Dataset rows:
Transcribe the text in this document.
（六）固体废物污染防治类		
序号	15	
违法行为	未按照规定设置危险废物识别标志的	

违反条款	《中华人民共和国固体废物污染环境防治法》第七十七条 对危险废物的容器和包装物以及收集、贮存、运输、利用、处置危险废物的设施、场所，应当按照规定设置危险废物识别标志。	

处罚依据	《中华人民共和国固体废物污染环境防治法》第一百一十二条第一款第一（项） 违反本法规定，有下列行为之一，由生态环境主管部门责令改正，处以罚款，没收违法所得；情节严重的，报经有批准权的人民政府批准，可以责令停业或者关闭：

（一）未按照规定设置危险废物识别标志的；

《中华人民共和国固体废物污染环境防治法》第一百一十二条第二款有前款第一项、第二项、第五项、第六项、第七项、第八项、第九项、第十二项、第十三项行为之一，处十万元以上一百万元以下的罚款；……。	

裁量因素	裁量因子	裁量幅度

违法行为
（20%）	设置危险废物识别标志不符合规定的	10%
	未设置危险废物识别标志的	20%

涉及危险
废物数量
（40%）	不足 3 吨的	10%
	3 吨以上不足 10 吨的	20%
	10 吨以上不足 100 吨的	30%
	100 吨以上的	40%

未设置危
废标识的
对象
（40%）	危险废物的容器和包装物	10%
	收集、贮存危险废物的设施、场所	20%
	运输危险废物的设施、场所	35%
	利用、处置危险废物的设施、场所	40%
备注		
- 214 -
* * *
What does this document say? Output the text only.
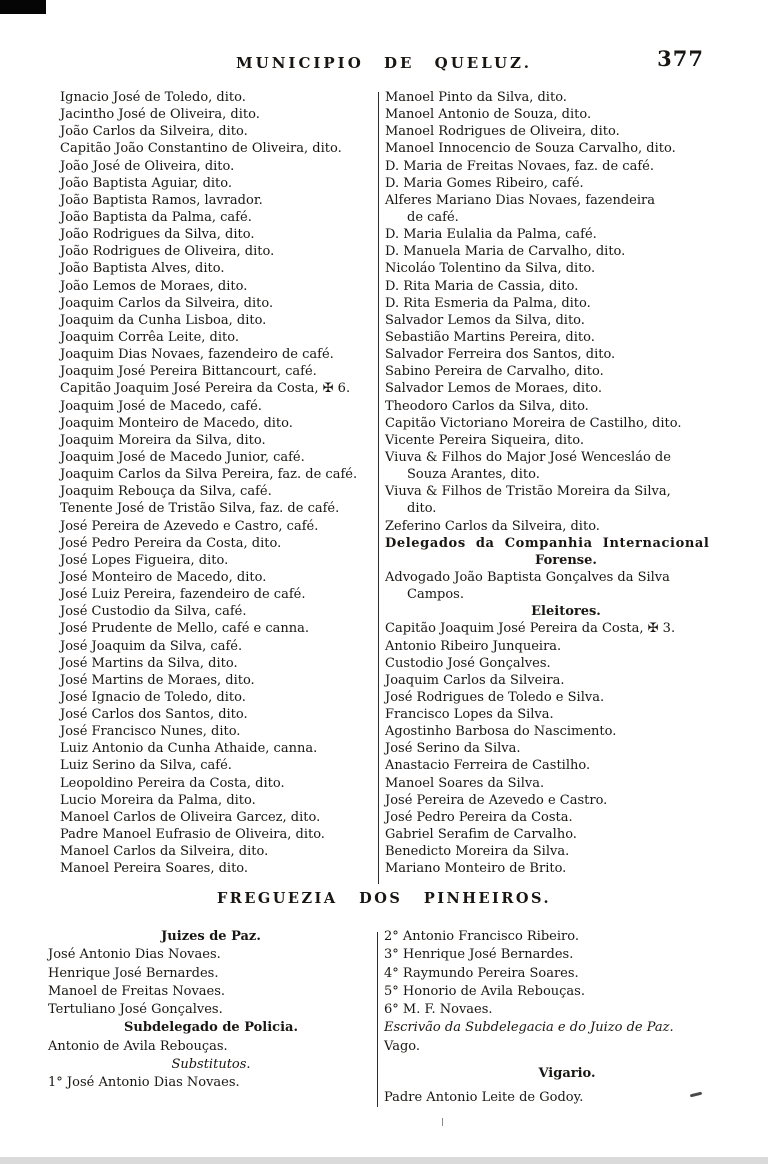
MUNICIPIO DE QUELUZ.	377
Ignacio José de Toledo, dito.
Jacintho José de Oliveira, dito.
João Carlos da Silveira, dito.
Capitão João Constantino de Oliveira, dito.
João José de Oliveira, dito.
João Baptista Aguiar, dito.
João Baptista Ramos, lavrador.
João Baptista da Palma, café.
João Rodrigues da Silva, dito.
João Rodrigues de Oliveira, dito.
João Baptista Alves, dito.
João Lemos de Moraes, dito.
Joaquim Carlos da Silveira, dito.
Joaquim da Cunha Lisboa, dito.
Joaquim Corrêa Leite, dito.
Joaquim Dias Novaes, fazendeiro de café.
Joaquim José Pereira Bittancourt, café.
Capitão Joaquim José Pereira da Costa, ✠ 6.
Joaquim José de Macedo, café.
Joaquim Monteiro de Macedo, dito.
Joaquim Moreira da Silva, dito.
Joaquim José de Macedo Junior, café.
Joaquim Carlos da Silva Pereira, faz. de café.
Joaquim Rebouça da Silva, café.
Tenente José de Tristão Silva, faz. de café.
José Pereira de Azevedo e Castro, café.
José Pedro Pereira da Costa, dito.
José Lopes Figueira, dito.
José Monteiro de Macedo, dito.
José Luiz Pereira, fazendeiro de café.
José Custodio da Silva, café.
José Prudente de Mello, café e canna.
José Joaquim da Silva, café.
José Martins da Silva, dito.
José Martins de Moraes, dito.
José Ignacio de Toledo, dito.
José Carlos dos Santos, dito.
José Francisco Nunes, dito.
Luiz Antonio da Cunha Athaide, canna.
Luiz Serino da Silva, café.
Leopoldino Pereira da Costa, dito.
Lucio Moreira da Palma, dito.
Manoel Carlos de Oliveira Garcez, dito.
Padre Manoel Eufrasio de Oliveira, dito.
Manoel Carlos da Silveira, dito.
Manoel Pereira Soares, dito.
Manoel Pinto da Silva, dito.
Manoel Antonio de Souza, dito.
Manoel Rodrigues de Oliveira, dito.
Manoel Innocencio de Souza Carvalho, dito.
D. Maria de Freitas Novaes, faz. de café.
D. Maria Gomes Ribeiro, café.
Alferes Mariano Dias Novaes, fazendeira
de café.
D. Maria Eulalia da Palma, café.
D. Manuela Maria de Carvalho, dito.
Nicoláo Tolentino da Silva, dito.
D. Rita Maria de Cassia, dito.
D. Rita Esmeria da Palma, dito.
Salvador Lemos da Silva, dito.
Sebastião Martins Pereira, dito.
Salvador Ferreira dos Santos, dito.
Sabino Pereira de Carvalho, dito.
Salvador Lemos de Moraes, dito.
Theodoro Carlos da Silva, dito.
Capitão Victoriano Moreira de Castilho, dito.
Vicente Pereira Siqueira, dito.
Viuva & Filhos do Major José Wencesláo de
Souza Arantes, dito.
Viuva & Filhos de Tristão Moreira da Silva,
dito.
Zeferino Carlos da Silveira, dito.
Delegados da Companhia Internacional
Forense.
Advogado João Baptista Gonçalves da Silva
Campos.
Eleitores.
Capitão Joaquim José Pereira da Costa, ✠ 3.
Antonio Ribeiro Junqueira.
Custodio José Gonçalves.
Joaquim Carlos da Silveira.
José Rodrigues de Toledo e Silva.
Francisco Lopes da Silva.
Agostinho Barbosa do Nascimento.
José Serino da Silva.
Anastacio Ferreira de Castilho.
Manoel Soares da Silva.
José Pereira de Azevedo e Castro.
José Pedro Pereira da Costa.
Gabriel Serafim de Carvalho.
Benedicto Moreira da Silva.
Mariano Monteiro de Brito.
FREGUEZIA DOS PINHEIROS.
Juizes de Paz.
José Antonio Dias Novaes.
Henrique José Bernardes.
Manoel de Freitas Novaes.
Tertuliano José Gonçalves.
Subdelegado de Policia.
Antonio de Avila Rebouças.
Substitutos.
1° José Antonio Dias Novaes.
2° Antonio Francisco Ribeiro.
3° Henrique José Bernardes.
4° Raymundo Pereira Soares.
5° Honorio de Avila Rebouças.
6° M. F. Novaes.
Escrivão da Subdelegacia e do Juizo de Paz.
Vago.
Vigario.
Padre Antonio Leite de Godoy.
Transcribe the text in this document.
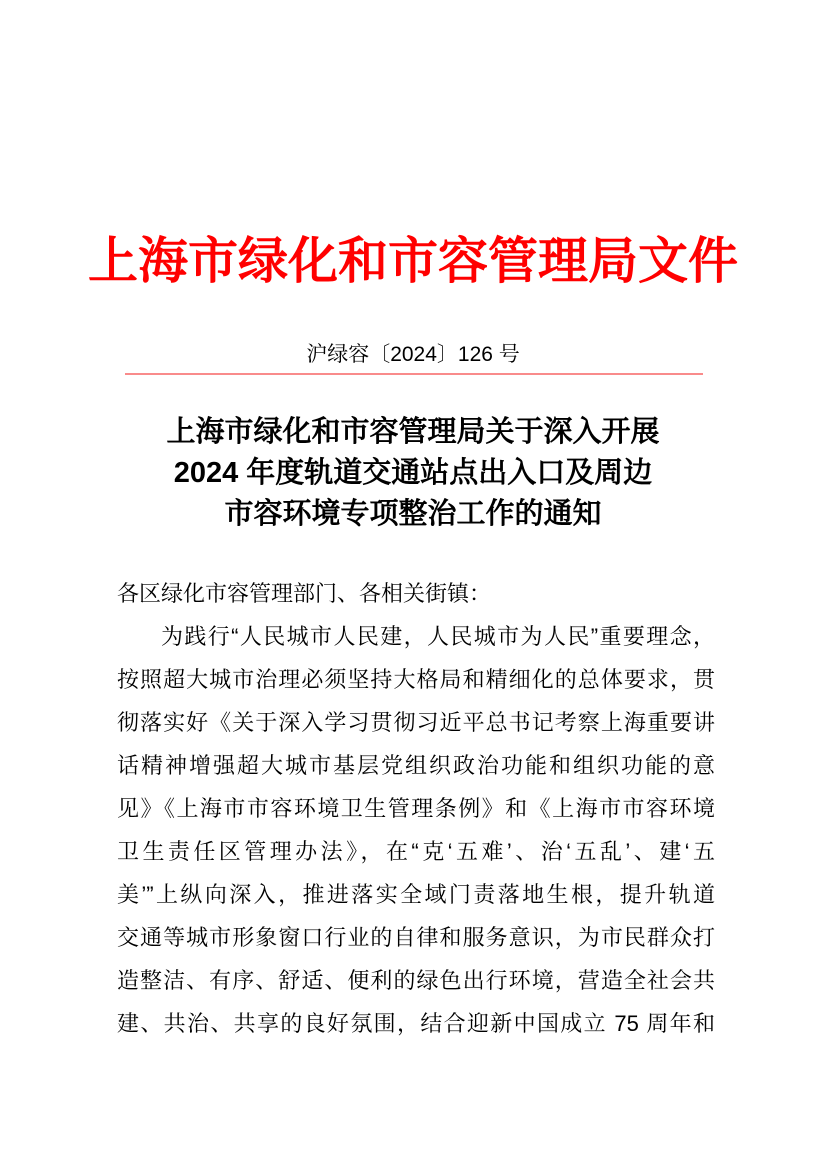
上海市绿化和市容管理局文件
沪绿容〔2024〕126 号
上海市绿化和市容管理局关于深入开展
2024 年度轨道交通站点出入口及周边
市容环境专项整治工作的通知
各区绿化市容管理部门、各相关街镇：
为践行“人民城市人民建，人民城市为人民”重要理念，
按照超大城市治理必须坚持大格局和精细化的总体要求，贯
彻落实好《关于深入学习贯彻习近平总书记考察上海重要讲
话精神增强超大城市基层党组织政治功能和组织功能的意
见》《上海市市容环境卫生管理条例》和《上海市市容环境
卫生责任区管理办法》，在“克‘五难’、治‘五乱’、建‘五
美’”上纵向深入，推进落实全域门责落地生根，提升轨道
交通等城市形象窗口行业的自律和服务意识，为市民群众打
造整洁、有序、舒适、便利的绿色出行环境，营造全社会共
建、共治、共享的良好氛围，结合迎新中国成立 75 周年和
--
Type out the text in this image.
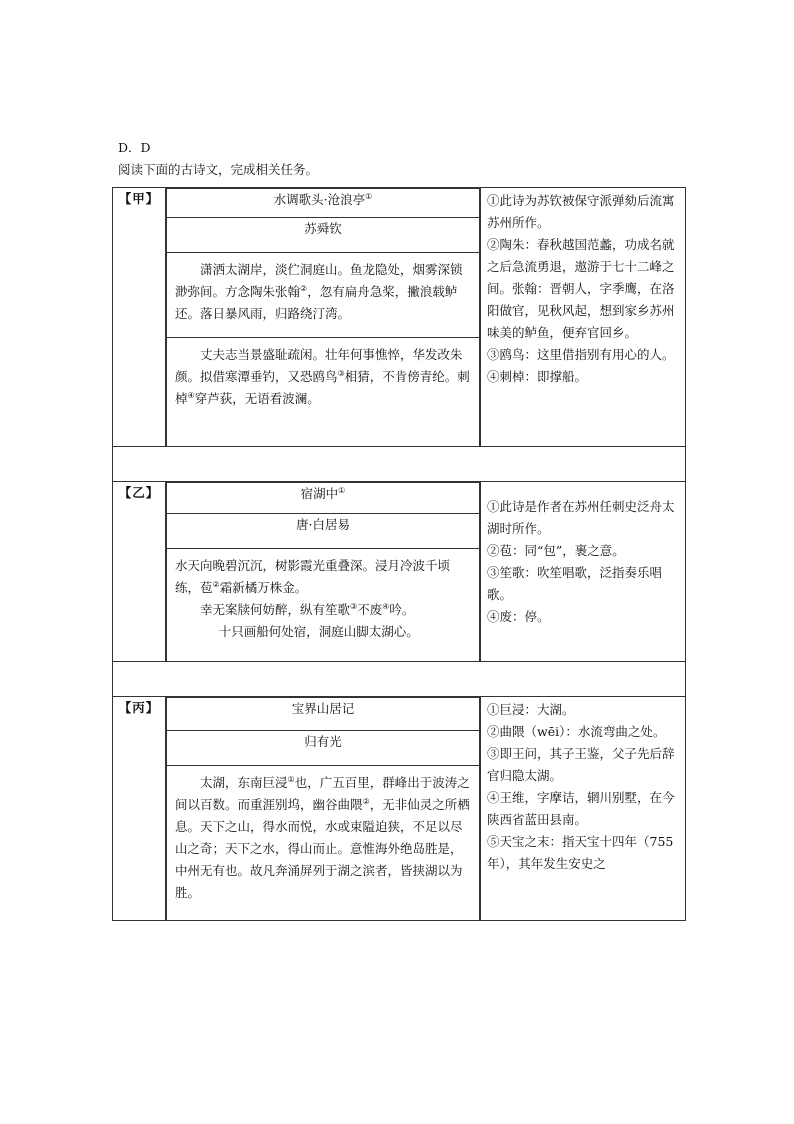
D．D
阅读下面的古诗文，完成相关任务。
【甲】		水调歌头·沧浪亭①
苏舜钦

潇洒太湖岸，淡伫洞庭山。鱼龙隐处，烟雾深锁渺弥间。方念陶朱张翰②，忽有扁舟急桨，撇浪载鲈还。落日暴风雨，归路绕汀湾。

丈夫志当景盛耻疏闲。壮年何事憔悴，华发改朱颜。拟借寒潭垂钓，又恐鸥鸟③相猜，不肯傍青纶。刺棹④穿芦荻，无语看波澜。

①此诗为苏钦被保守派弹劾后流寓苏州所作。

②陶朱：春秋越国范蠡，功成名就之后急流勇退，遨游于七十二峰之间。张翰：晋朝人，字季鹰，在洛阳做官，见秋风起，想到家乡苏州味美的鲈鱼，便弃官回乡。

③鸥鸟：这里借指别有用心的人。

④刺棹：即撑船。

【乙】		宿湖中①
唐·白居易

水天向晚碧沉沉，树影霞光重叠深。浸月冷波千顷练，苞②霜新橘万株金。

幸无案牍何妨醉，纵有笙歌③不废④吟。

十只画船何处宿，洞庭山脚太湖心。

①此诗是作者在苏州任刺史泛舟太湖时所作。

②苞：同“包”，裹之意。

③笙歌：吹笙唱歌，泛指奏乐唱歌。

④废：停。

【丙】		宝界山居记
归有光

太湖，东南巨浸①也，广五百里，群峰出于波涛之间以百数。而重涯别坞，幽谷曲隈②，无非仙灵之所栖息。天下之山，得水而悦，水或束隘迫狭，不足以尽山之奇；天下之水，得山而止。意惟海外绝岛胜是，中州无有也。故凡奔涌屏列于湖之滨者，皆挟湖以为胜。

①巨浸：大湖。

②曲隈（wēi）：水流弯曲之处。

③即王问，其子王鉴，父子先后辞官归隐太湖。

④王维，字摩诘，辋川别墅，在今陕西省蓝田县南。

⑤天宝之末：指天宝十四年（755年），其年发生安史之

§ **WORK TO BE COMPLETED**: Copy each line of the entries that includes the word "Moreira".

§ **WRITTEN SOLUTION**:
Joaquim Moreira da Silva, dito.
Lucio Moreira da Palma, dito.
Capitão Victoriano Moreira de Castilho, dito.
Viuva & Filhos de Tristão Moreira da Silva,
Benedicto Moreira da Silva.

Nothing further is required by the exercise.